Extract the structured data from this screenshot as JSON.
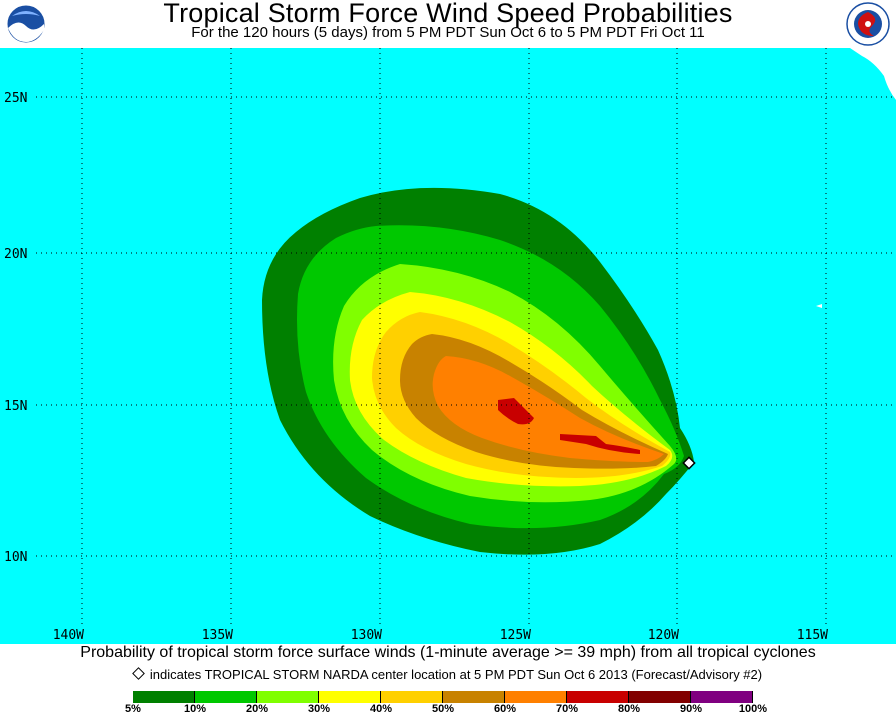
{
  "header": {
    "title": "Tropical Storm Force Wind Speed Probabilities",
    "subtitle": "For the 120 hours (5 days) from 5 PM PDT Sun Oct 6 to 5 PM PDT Fri Oct 11",
    "left_logo_text": "NOAA",
    "right_logo_text": "NATIONAL WEATHER SERVICE"
  },
  "map": {
    "ocean_color": "#00ffff",
    "land_color": "#ffffff",
    "lon_labels": [
      "140W",
      "135W",
      "130W",
      "125W",
      "120W",
      "115W"
    ],
    "lat_labels": [
      "25N",
      "20N",
      "15N",
      "10N"
    ],
    "storm_marker": {
      "lon": "118.8W",
      "lat": "13.2N",
      "icon": "diamond-icon"
    }
  },
  "footer": {
    "description": "Probability of tropical storm force surface winds (1-minute average >= 39 mph) from all tropical cyclones",
    "marker_note": "indicates TROPICAL STORM NARDA center location at 5 PM PDT Sun Oct 6 2013 (Forecast/Advisory #2)"
  },
  "legend": {
    "colors": [
      "#008000",
      "#00c800",
      "#80ff00",
      "#ffff00",
      "#ffd000",
      "#c88200",
      "#ff8000",
      "#c80000",
      "#820000",
      "#800080"
    ],
    "labels": [
      "5%",
      "10%",
      "20%",
      "30%",
      "40%",
      "50%",
      "60%",
      "70%",
      "80%",
      "90%",
      "100%"
    ]
  }
}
:::::
Transcribe all entries above exactly. Drop the pictures.

Extract the structured data from this screenshot as JSON.
{
  "header": {
    "title": "Tropical Storm Force Wind Speed Probabilities",
    "subtitle": "For the 120 hours (5 days) from 5 PM PDT Sun Oct 6 to 5 PM PDT Fri Oct 11",
    "left_logo_text": "NOAA",
    "right_logo_text": "NATIONAL WEATHER SERVICE"
  },
  "map": {
    "ocean_color": "#00ffff",
    "land_color": "#ffffff",
    "lon_labels": [
      "140W",
      "135W",
      "130W",
      "125W",
      "120W",
      "115W"
    ],
    "lat_labels": [
      "25N",
      "20N",
      "15N",
      "10N"
    ],
    "storm_marker": {
      "lon": "118.8W",
      "lat": "13.2N",
      "icon": "diamond-icon"
    }
  },
  "footer": {
    "description": "Probability of tropical storm force surface winds (1-minute average >= 39 mph) from all tropical cyclones",
    "marker_note": "indicates TROPICAL STORM NARDA center location at 5 PM PDT Sun Oct 6 2013 (Forecast/Advisory #2)"
  },
  "legend": {
    "colors": [
      "#008000",
      "#00c800",
      "#80ff00",
      "#ffff00",
      "#ffd000",
      "#c88200",
      "#ff8000",
      "#c80000",
      "#820000",
      "#800080"
    ],
    "labels": [
      "5%",
      "10%",
      "20%",
      "30%",
      "40%",
      "50%",
      "60%",
      "70%",
      "80%",
      "90%",
      "100%"
    ]
  }
}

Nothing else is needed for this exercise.